**Materials provided**.
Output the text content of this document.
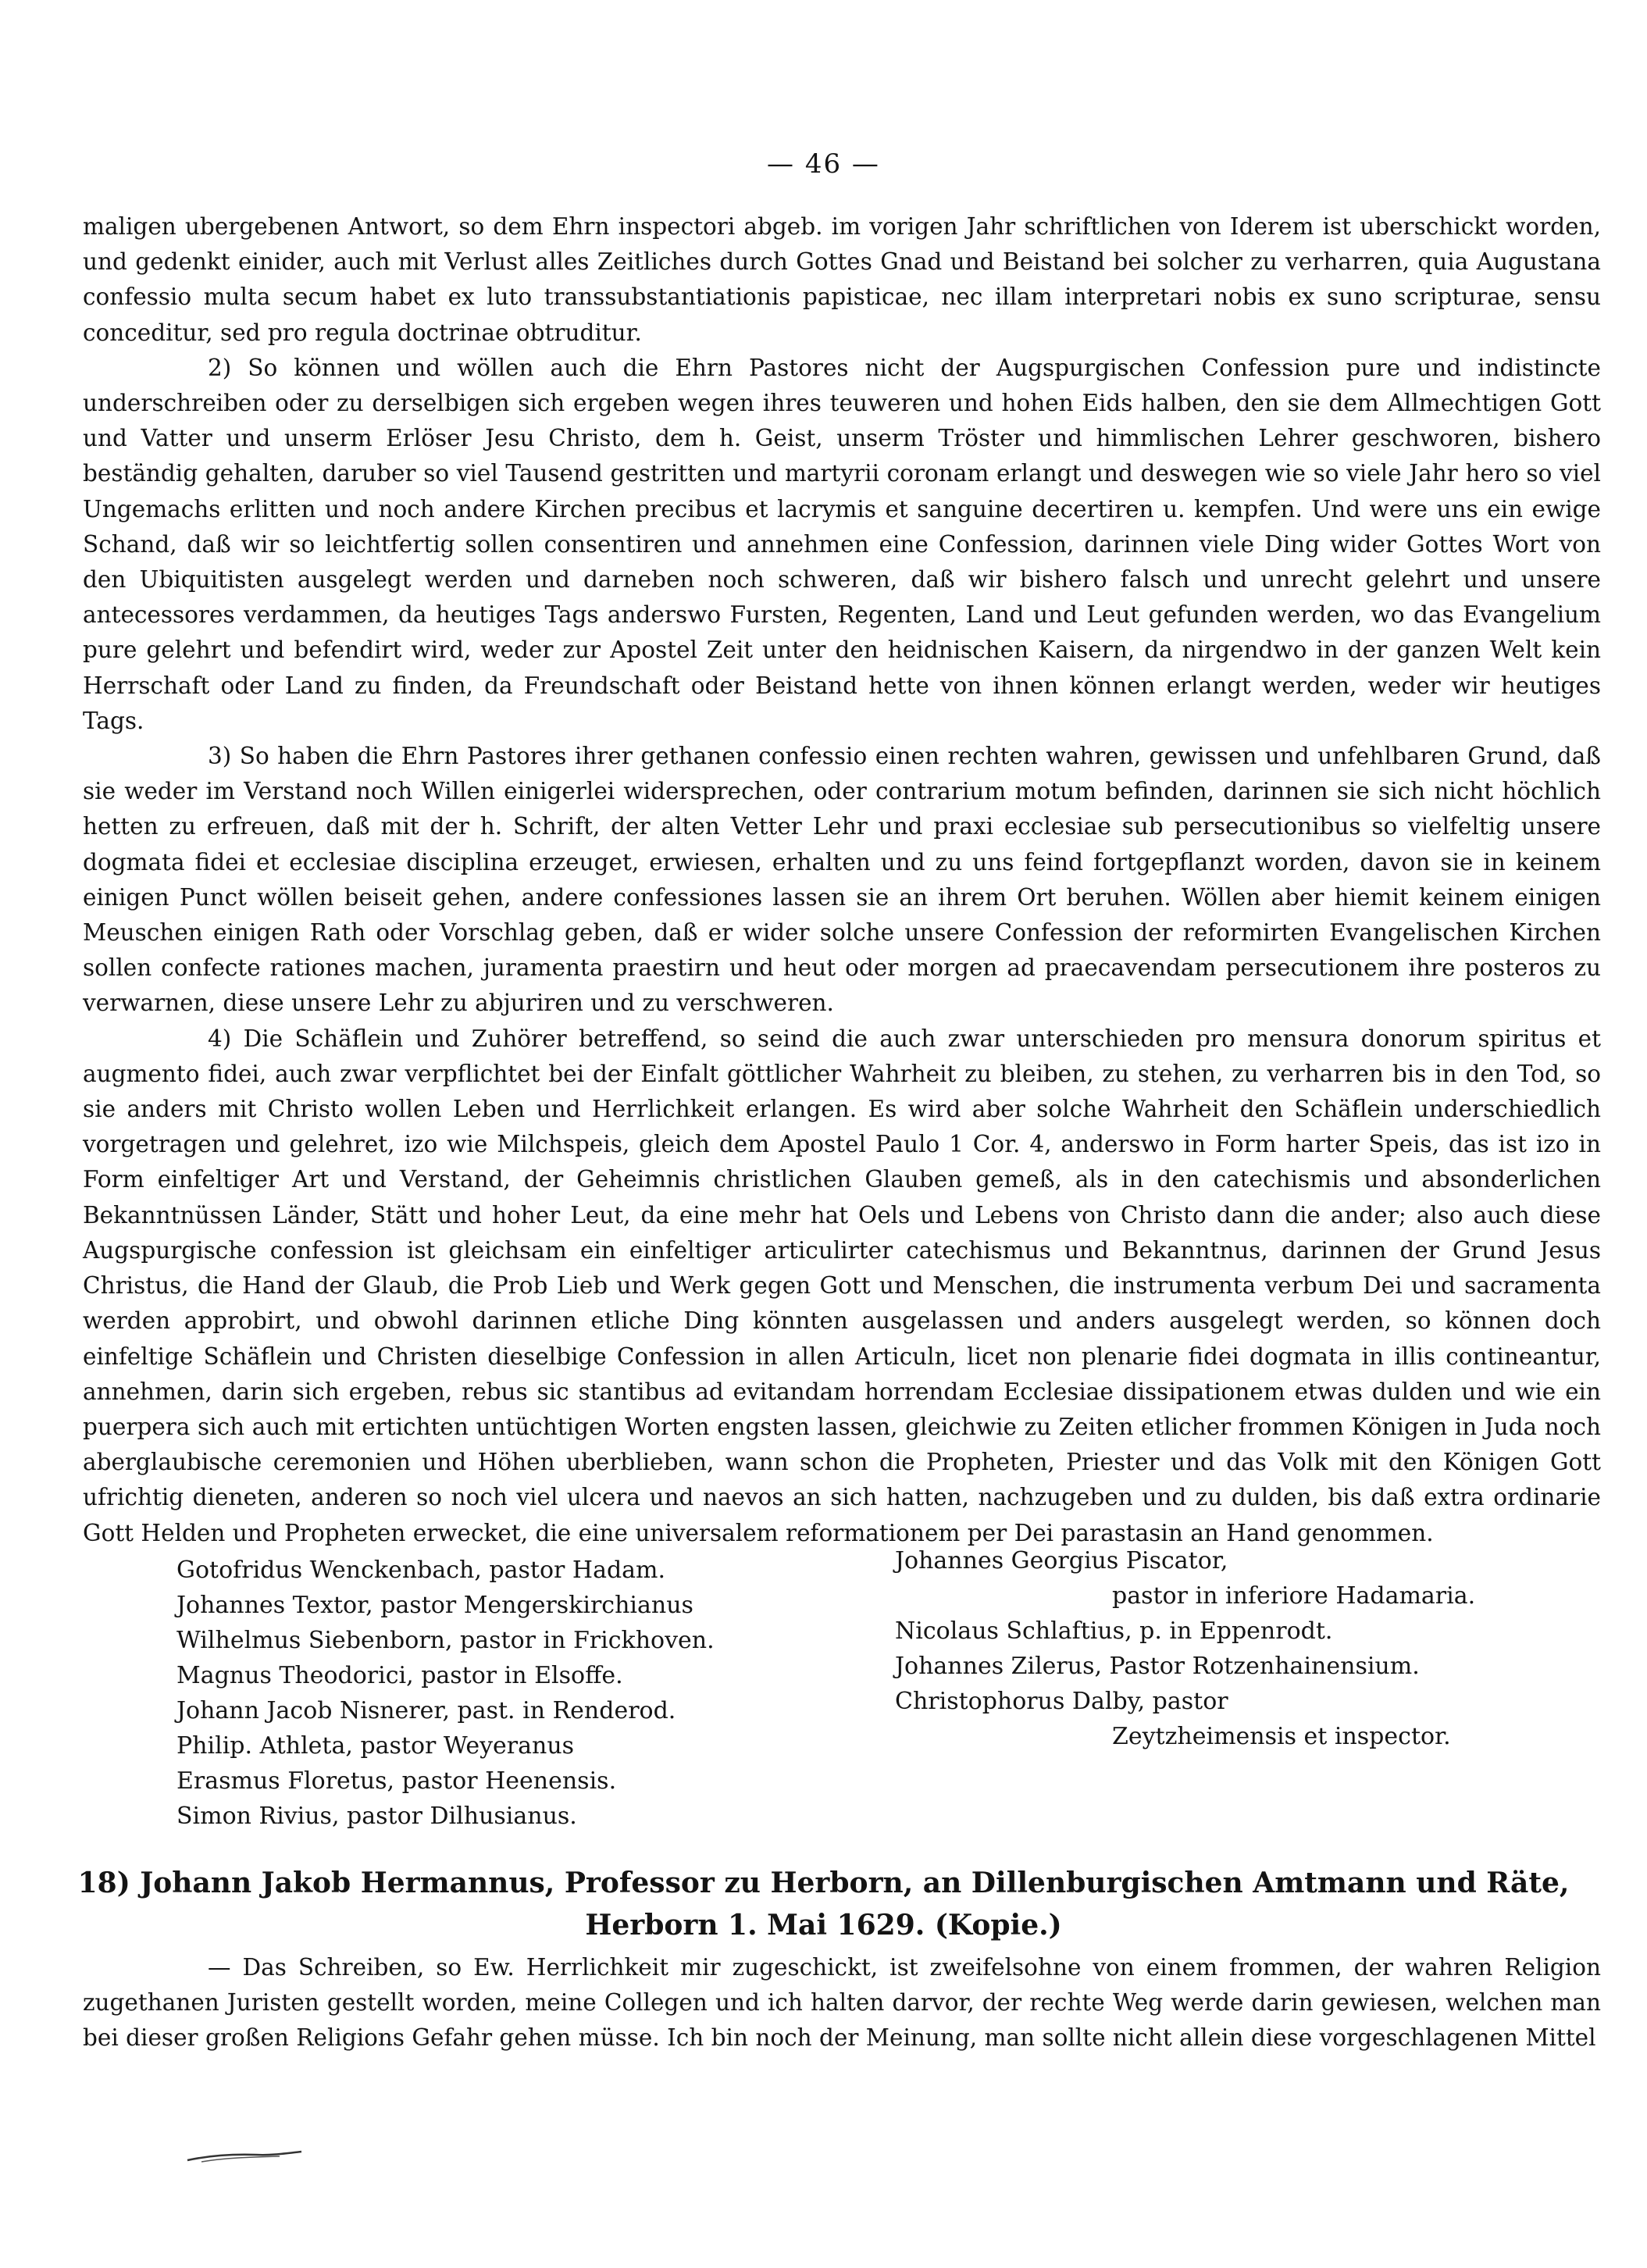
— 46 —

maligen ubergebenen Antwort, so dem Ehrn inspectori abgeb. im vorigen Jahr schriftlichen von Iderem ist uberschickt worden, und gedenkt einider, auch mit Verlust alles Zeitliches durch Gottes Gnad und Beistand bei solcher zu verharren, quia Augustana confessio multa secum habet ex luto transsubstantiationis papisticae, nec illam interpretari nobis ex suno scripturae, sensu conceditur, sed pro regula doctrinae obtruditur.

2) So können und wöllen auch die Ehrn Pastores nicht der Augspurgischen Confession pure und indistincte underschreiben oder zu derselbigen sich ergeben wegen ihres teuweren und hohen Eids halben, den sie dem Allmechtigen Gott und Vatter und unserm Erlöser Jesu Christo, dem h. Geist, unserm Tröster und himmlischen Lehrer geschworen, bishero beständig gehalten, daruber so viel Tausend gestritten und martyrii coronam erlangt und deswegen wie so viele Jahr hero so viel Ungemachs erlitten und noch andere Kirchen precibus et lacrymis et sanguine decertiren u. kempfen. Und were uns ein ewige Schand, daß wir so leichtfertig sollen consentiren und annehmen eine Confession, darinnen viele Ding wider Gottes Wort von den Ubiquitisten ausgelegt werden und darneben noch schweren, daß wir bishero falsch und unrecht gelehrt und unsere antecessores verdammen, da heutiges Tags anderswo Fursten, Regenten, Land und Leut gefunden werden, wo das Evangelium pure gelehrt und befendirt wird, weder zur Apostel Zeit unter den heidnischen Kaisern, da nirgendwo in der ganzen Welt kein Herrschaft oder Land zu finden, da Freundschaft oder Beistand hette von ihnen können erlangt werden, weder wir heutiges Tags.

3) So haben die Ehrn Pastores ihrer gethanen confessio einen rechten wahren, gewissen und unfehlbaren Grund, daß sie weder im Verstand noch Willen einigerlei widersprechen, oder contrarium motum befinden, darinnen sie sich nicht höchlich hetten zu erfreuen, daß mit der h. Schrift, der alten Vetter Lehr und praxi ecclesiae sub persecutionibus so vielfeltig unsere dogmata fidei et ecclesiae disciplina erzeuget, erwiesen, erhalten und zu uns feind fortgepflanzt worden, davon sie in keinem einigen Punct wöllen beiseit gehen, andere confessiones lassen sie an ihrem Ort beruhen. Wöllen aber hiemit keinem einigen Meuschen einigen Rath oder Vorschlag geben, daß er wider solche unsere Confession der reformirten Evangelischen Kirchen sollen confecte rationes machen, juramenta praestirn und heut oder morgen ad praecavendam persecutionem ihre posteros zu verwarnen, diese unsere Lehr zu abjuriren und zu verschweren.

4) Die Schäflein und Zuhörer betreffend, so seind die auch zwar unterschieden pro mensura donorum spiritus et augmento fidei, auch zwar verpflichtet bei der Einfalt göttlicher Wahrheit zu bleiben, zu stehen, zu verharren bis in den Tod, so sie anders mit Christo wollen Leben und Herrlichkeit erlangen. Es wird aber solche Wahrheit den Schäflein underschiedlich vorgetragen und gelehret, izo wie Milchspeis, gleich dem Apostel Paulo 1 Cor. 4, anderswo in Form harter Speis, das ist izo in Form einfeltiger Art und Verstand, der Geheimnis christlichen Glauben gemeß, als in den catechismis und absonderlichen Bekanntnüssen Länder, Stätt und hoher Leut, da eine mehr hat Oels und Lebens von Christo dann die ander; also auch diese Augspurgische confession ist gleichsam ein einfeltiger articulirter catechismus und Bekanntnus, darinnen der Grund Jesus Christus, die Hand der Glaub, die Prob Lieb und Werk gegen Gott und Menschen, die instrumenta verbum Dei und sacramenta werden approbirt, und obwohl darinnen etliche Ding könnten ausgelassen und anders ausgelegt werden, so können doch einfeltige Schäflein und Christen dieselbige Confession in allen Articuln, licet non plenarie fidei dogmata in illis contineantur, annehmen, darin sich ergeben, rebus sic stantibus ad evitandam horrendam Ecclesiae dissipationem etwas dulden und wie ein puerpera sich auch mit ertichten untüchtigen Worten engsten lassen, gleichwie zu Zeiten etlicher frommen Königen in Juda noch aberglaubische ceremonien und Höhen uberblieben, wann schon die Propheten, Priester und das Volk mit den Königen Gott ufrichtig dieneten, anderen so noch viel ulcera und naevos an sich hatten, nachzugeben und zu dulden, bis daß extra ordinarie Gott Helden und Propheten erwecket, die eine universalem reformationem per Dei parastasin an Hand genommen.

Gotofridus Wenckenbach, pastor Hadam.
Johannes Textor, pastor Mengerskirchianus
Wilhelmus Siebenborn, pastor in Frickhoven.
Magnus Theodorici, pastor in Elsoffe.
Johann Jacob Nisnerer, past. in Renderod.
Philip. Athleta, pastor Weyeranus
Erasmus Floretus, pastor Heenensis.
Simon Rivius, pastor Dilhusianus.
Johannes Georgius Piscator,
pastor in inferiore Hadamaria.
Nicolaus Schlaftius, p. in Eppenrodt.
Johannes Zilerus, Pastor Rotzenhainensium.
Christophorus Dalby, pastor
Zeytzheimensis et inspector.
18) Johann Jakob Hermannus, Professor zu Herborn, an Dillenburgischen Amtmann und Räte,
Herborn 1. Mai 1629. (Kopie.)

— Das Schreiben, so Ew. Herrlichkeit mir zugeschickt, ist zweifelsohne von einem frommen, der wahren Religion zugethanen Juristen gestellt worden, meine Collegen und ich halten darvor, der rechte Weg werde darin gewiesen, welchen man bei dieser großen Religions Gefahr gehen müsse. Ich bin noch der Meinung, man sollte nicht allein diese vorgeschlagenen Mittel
--
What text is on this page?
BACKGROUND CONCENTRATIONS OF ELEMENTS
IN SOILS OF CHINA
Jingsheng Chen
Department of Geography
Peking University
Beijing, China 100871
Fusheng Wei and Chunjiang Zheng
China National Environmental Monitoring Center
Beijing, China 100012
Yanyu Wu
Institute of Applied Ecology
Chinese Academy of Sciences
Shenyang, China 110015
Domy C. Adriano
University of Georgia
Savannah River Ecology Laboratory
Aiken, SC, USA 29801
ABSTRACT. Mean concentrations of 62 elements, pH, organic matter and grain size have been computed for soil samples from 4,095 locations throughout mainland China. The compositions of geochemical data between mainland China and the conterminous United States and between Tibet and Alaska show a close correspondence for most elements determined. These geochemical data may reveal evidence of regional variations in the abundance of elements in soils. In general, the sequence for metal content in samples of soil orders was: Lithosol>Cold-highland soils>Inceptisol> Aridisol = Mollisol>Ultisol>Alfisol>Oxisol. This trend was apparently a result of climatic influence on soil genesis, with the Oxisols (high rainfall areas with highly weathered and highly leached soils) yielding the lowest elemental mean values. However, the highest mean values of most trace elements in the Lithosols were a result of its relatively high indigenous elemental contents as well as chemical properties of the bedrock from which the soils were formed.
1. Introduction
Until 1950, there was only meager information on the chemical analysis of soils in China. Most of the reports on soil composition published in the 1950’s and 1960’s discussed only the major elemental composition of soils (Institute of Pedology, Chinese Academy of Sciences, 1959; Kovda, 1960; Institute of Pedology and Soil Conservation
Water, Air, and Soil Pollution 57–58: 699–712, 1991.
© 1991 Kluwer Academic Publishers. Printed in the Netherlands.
--
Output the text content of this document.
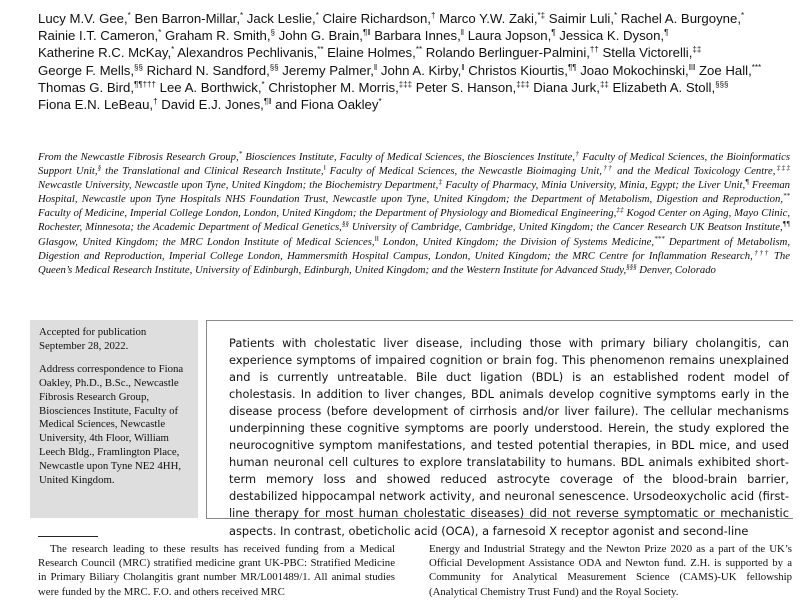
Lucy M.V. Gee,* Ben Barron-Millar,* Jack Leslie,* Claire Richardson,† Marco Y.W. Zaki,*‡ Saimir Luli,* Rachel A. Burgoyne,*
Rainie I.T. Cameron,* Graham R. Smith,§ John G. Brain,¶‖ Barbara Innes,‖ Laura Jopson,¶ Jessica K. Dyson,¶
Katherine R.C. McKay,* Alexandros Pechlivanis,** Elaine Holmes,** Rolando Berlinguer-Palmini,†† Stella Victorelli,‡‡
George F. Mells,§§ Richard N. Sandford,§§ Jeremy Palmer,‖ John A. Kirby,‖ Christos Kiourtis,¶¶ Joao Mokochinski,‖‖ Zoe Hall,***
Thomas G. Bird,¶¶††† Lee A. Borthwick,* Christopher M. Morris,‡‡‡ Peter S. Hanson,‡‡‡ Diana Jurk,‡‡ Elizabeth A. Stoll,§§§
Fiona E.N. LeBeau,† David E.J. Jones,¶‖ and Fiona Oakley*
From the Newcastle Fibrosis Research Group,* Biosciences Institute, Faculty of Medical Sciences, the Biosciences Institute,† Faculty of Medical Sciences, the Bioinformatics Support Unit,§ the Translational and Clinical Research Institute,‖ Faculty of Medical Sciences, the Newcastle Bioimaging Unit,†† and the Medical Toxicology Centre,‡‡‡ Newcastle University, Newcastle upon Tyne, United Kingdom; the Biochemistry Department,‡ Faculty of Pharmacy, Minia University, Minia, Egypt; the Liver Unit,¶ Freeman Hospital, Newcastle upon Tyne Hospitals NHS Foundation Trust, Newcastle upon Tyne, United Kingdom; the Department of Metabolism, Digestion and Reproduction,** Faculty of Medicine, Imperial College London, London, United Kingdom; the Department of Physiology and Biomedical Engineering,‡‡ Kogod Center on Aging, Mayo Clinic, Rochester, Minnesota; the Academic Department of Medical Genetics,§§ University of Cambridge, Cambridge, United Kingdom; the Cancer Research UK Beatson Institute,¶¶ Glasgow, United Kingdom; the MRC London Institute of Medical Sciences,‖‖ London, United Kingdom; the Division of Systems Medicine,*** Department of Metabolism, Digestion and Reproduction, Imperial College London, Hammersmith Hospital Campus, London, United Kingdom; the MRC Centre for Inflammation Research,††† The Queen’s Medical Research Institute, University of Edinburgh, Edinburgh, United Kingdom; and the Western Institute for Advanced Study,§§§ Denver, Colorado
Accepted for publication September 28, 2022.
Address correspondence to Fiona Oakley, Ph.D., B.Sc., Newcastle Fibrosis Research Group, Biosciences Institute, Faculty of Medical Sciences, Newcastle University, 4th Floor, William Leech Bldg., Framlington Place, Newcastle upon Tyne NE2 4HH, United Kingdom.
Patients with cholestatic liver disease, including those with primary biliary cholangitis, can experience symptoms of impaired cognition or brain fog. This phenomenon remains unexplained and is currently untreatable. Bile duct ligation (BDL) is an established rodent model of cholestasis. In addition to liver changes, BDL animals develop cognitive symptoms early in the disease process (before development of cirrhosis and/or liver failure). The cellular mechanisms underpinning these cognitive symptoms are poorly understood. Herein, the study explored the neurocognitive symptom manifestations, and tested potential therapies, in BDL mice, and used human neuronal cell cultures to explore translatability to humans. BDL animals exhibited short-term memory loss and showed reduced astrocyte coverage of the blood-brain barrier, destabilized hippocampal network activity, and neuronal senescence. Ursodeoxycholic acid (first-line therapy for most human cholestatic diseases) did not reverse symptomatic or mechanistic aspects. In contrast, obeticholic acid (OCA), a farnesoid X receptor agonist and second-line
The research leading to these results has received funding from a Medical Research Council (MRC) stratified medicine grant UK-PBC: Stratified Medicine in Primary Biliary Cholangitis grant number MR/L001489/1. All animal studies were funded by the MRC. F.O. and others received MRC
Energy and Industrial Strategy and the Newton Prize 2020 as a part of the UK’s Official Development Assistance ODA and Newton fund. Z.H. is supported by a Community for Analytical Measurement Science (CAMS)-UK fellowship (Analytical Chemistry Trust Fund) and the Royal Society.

**Task**.
Each line in the material with "John" in it must be reported.

**Solution to the problem**.
Rainie I.T. Cameron,* Graham R. Smith,§ John G. Brain,¶‖ Barbara Innes,‖ Laura Jopson,¶ Jessica K. Dyson,¶
George F. Mells,§§ Richard N. Sandford,§§ Jeremy Palmer,‖ John A. Kirby,‖ Christos Kiourtis,¶¶ Joao Mokochinski,‖‖ Zoe Hall,***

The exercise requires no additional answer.